Work required
Look through the lines below and state how many hold the word "JSON". Write only the number.

Record excerpts
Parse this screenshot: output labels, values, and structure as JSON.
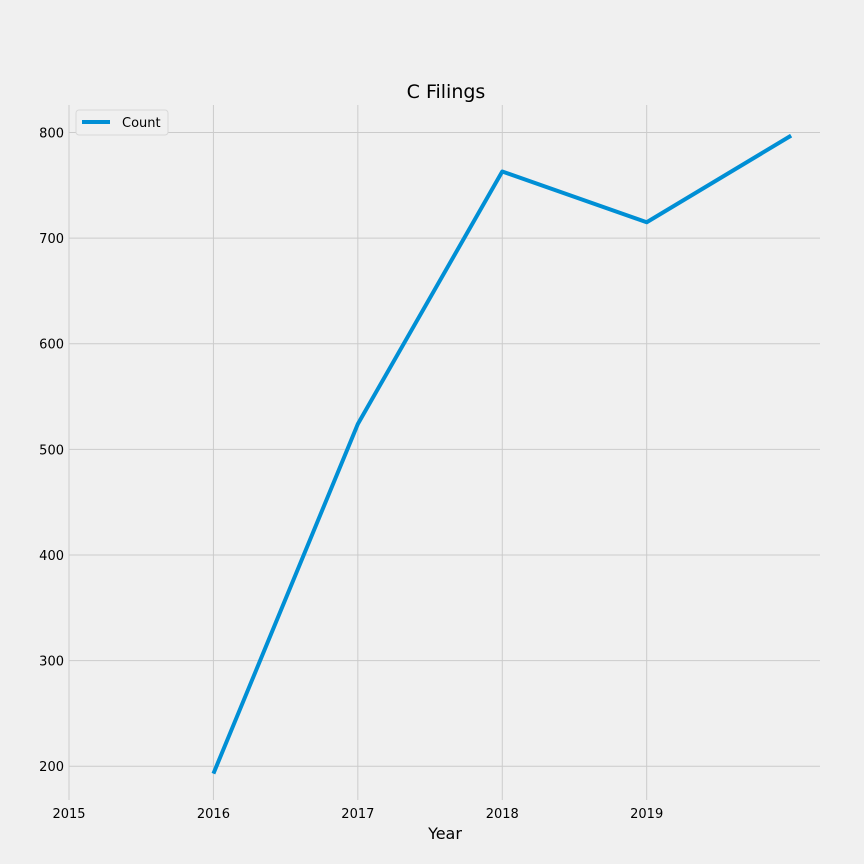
{
  "chart_data": {
    "type": "line",
    "title": "C Filings",
    "xlabel": "Year",
    "ylabel": "",
    "x": [
      2016,
      2017,
      2018,
      2019,
      2020
    ],
    "series": [
      {
        "name": "Count",
        "values": [
          193,
          524,
          763,
          715,
          797
        ],
        "color": "#008fd5"
      }
    ],
    "xlim": [
      2015,
      2020.2
    ],
    "ylim": [
      168,
      826
    ],
    "xticks": [
      2015,
      2016,
      2017,
      2018,
      2019
    ],
    "xtick_labels": [
      "2015",
      "2016",
      "2017",
      "2018",
      "2019"
    ],
    "yticks": [
      200,
      300,
      400,
      500,
      600,
      700,
      800
    ],
    "ytick_labels": [
      "200",
      "300",
      "400",
      "500",
      "600",
      "700",
      "800"
    ],
    "grid": true,
    "legend_position": "top-left",
    "background": "#f0f0f0",
    "grid_color": "#cbcbcb"
  }
}
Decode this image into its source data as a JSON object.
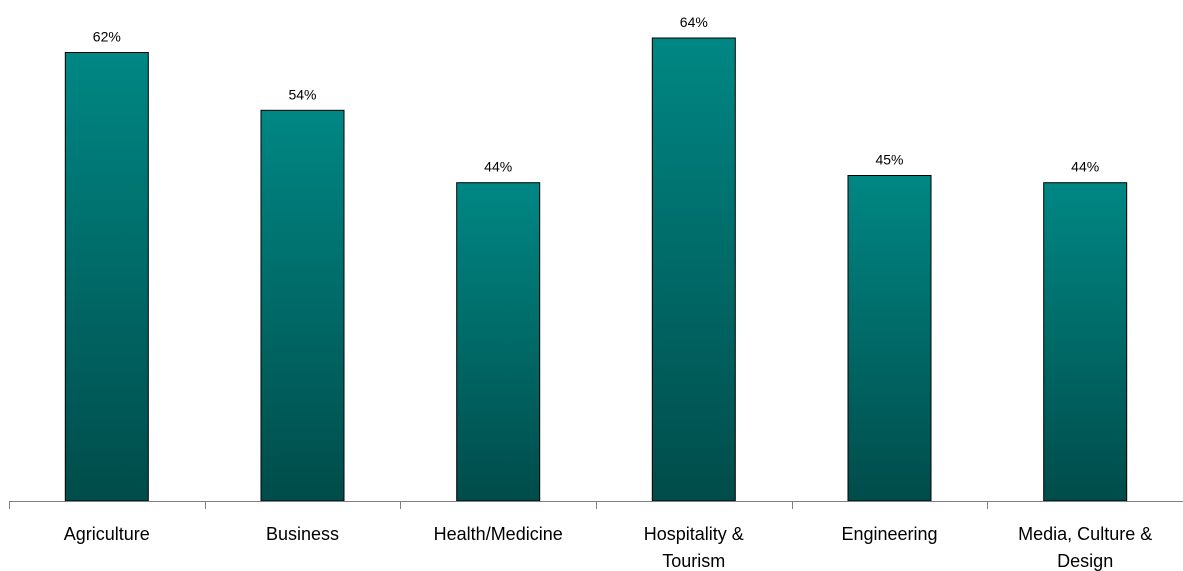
{
  "chart_data": {
    "type": "bar",
    "categories": [
      "Agriculture",
      "Business",
      "Health/Medicine",
      "Hospitality & Tourism",
      "Engineering",
      "Media, Culture & Design"
    ],
    "category_label_lines": [
      [
        "Agriculture"
      ],
      [
        "Business"
      ],
      [
        "Health/Medicine"
      ],
      [
        "Hospitality &",
        "Tourism"
      ],
      [
        "Engineering"
      ],
      [
        "Media, Culture &",
        "Design"
      ]
    ],
    "values": [
      62,
      54,
      44,
      64,
      45,
      44
    ],
    "value_labels": [
      "62%",
      "54%",
      "44%",
      "64%",
      "45%",
      "44%"
    ],
    "title": "",
    "xlabel": "",
    "ylabel": "",
    "ylim": [
      0,
      64
    ],
    "grid": false,
    "legend": "none",
    "colors": {
      "bar_top": "#008784",
      "bar_bottom": "#004c4a",
      "bar_outline": "#000000",
      "axis": "#808080"
    }
  }
}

Correct response
2